=== Begin Enclosure ===

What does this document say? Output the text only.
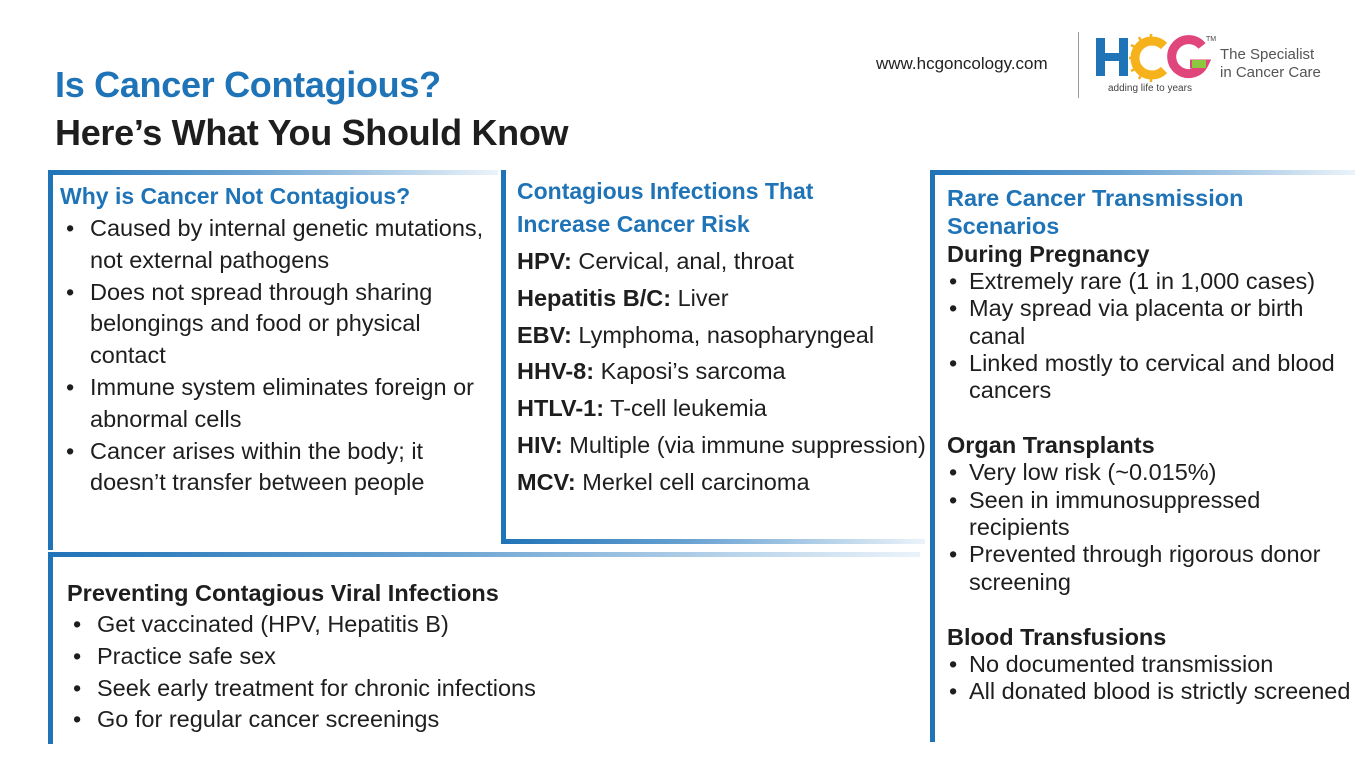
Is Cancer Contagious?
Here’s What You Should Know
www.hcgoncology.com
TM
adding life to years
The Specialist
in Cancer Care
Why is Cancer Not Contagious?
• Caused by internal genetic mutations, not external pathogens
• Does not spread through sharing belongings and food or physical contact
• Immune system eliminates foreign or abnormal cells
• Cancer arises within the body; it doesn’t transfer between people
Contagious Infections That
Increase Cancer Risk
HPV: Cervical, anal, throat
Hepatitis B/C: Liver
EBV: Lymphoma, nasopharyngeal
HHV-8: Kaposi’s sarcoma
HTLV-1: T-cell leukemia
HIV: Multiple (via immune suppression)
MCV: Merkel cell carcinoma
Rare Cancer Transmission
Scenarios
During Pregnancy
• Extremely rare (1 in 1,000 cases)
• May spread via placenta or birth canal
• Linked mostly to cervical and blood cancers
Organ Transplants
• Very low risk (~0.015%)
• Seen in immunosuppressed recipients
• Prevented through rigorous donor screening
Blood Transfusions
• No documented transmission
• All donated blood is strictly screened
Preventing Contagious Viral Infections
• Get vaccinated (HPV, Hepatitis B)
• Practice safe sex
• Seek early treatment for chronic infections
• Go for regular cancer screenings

=== End Enclosure ===
=== Begin Enclosure ===

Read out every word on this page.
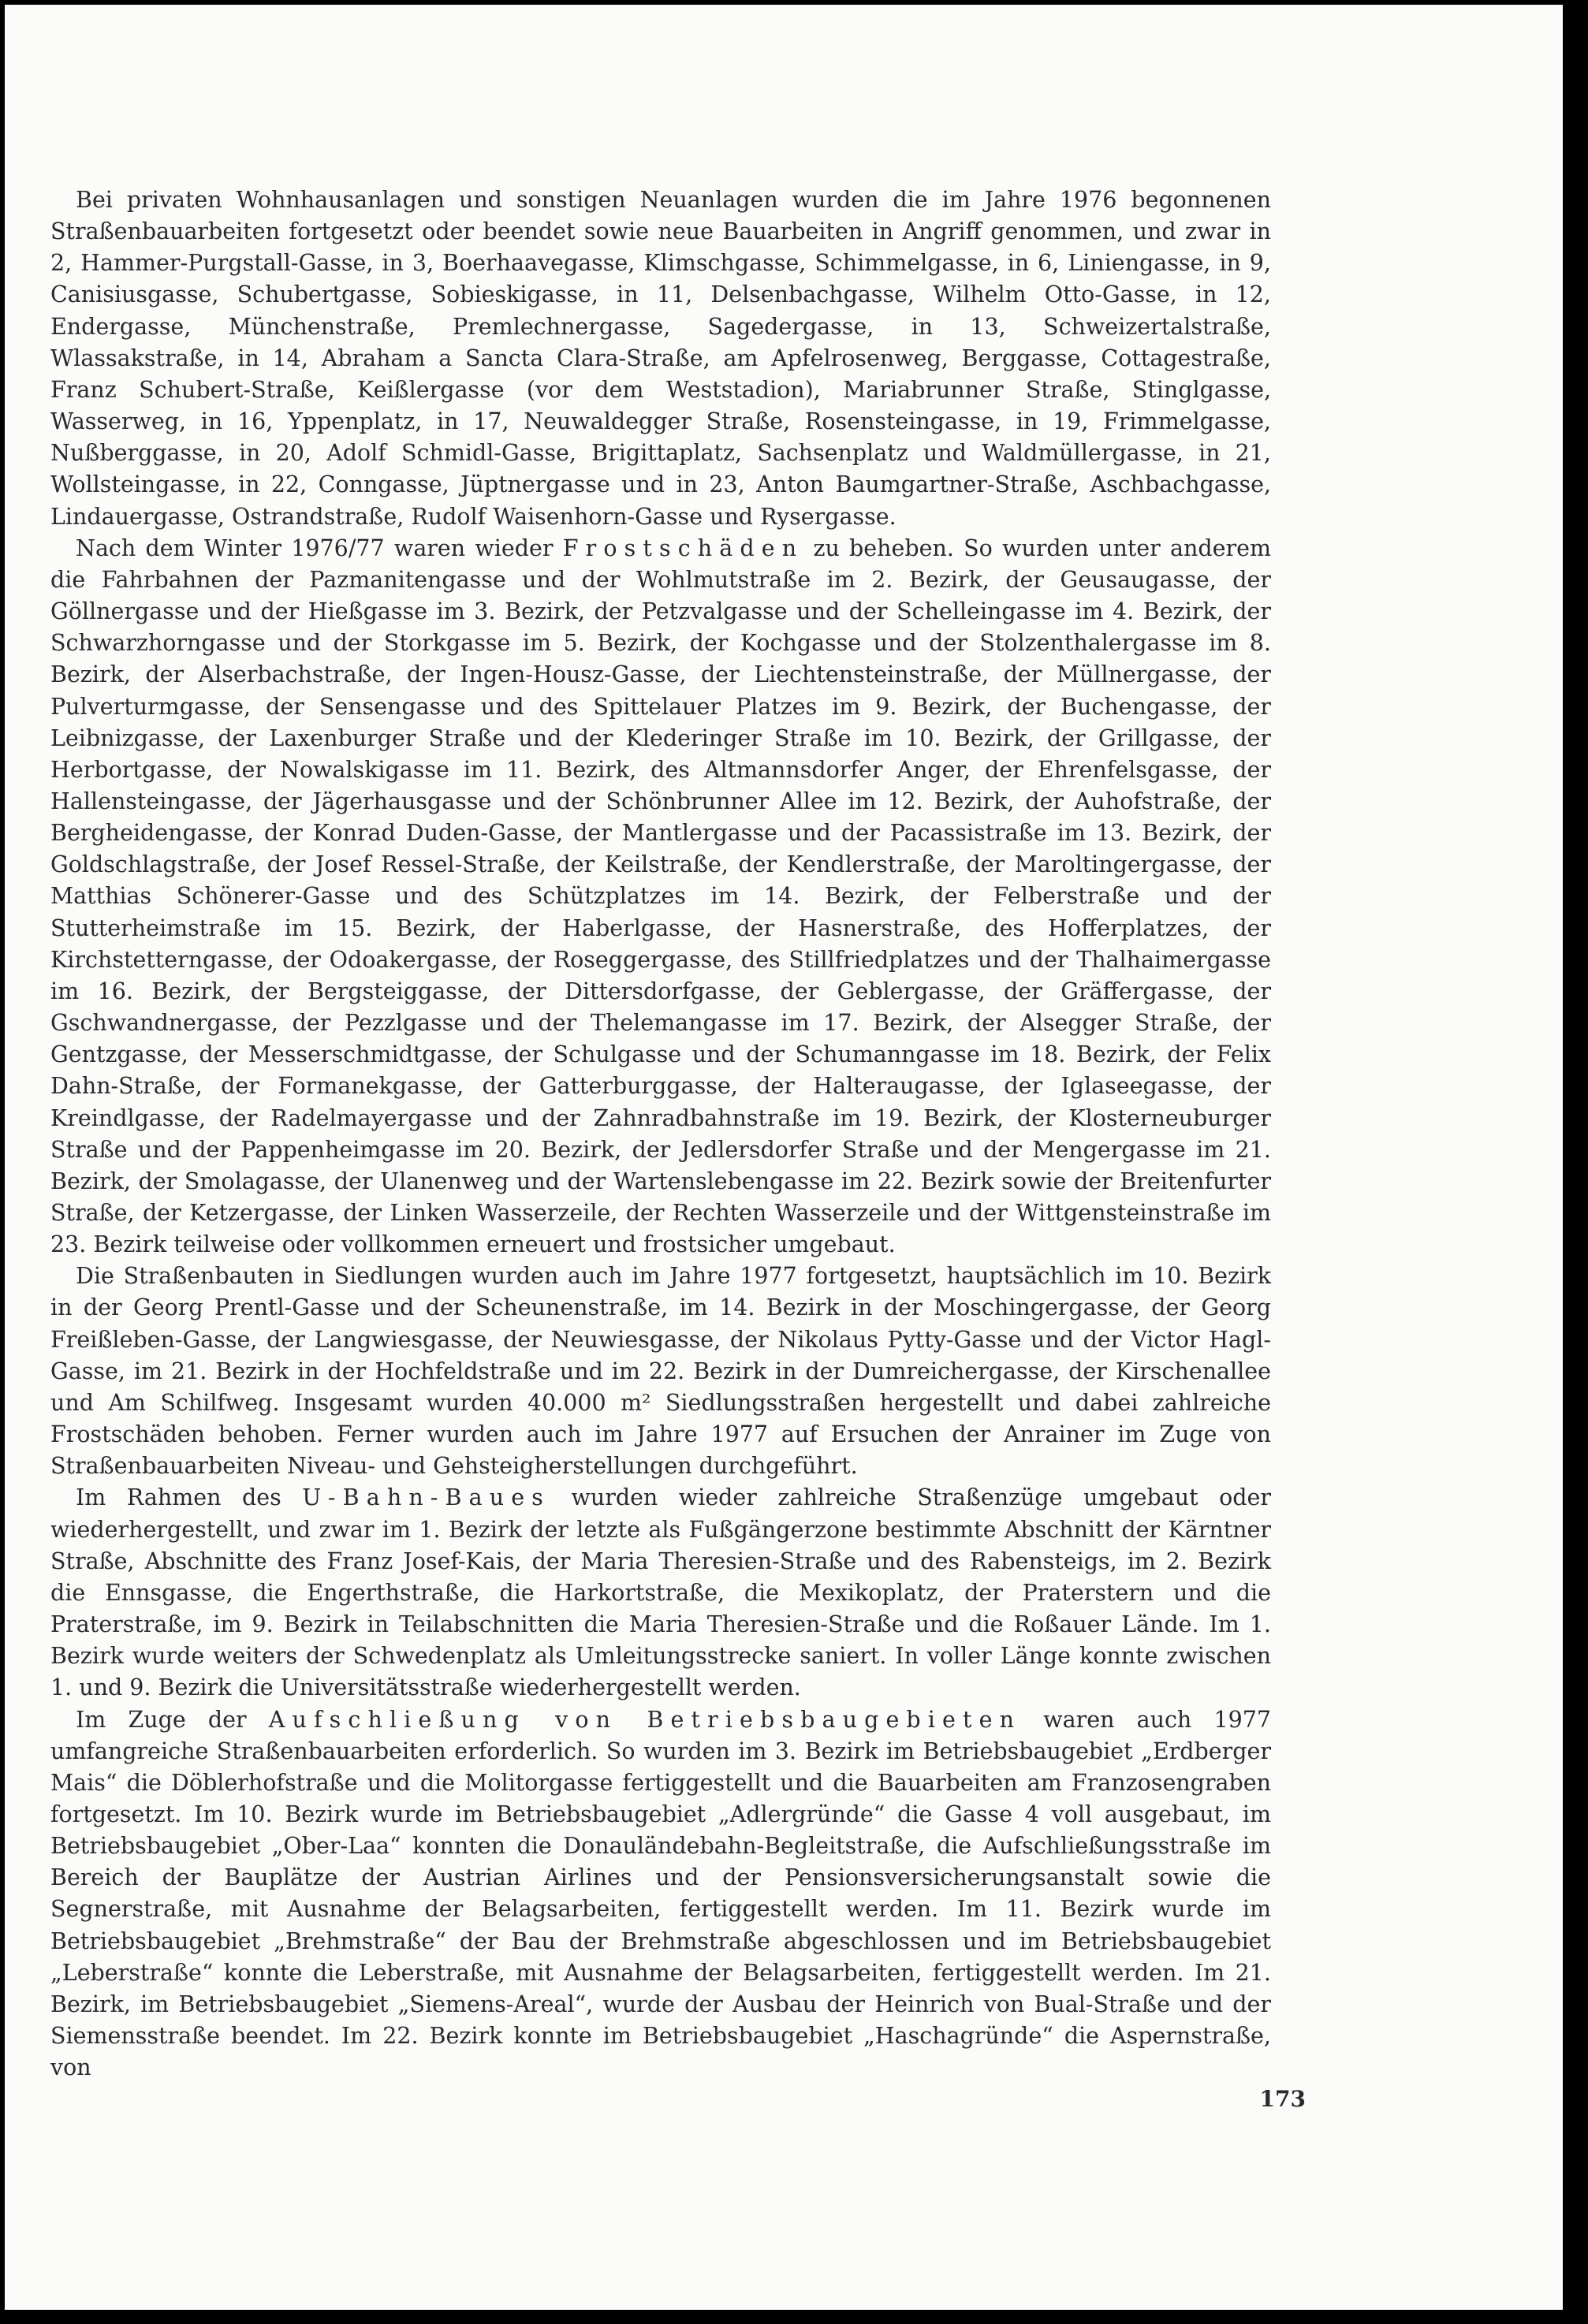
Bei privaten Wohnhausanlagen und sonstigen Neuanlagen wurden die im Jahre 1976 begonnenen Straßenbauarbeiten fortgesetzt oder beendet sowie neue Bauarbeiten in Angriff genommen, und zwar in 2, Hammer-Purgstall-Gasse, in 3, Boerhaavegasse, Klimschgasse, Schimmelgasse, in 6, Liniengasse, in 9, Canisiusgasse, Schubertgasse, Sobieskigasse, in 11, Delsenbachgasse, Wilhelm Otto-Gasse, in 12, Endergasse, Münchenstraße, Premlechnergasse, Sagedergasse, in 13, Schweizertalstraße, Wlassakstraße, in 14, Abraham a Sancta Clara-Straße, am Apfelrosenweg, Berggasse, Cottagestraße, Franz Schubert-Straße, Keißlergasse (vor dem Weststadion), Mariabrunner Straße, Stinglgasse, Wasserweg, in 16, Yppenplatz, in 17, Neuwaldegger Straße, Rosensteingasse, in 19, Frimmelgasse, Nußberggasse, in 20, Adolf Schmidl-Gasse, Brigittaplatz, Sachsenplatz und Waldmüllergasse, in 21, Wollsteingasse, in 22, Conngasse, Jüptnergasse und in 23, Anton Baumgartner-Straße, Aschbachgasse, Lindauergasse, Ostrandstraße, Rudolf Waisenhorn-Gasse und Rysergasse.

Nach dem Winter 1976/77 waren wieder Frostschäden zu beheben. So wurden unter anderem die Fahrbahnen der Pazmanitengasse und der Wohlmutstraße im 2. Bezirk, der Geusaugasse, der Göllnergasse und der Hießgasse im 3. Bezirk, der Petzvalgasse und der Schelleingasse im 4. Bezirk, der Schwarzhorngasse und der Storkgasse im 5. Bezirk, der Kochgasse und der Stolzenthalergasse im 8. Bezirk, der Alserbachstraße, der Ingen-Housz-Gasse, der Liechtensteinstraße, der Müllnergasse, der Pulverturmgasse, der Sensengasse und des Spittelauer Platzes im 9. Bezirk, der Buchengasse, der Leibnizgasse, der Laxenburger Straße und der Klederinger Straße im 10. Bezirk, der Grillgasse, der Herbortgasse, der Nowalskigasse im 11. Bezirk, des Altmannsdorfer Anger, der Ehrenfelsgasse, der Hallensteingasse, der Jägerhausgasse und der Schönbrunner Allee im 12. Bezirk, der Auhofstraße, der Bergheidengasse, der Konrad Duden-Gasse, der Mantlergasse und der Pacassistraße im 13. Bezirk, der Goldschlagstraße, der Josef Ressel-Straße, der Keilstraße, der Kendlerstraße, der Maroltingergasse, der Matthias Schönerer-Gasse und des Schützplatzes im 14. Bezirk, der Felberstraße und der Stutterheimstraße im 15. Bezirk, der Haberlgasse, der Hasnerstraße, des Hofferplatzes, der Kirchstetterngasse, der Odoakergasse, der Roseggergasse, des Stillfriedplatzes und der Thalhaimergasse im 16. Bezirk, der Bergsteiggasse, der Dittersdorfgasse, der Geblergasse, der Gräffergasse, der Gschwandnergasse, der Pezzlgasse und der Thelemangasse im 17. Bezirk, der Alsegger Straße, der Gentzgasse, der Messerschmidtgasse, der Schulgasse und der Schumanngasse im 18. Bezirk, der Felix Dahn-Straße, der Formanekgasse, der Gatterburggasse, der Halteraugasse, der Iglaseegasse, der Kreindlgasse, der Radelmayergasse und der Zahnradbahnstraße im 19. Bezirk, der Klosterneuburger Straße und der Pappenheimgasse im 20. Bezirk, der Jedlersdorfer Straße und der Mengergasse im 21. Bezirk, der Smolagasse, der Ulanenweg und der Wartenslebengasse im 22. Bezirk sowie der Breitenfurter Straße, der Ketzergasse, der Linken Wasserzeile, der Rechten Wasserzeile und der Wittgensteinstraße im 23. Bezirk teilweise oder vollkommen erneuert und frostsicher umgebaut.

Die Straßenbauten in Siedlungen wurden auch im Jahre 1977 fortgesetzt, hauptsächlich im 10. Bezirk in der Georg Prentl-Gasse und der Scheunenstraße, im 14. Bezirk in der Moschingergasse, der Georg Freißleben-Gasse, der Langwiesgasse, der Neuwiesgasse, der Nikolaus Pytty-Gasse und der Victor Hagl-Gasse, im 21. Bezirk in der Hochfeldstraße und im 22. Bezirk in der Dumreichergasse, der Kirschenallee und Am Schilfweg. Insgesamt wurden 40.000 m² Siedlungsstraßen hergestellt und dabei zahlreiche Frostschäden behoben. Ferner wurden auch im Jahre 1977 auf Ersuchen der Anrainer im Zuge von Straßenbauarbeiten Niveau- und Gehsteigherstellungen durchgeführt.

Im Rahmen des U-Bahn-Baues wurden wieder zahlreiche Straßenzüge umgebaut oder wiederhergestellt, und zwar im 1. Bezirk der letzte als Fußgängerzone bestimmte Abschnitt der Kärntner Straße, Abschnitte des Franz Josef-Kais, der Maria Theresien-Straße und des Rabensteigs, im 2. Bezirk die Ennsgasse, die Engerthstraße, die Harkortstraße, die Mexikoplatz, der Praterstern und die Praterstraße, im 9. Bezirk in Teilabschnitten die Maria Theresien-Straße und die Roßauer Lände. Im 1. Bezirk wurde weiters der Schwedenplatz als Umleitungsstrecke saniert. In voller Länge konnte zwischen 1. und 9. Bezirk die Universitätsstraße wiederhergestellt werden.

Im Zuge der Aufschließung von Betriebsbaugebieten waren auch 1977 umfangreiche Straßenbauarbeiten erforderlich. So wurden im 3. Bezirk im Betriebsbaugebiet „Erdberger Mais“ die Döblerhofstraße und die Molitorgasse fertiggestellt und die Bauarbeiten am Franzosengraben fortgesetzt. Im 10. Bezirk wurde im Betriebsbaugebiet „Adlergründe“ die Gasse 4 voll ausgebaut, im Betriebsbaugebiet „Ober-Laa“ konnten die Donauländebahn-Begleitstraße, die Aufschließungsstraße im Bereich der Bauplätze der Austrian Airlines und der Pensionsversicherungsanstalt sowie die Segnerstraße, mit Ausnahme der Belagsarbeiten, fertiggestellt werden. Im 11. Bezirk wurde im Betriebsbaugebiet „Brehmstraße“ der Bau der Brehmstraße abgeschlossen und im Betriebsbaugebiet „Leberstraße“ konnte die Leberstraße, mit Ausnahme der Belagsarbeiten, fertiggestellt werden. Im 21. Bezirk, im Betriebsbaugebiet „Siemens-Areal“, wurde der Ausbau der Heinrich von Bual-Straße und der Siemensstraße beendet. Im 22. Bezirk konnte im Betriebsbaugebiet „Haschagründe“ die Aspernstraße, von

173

=== End Enclosure ===

THE PROBLEM: Where the string "Hepatitis" occurs in a line of the listing, copy the line.

RESPONSE FOR THIS EXERCISE:
Hepatitis B/C: Liver
• Get vaccinated (HPV, Hepatitis B)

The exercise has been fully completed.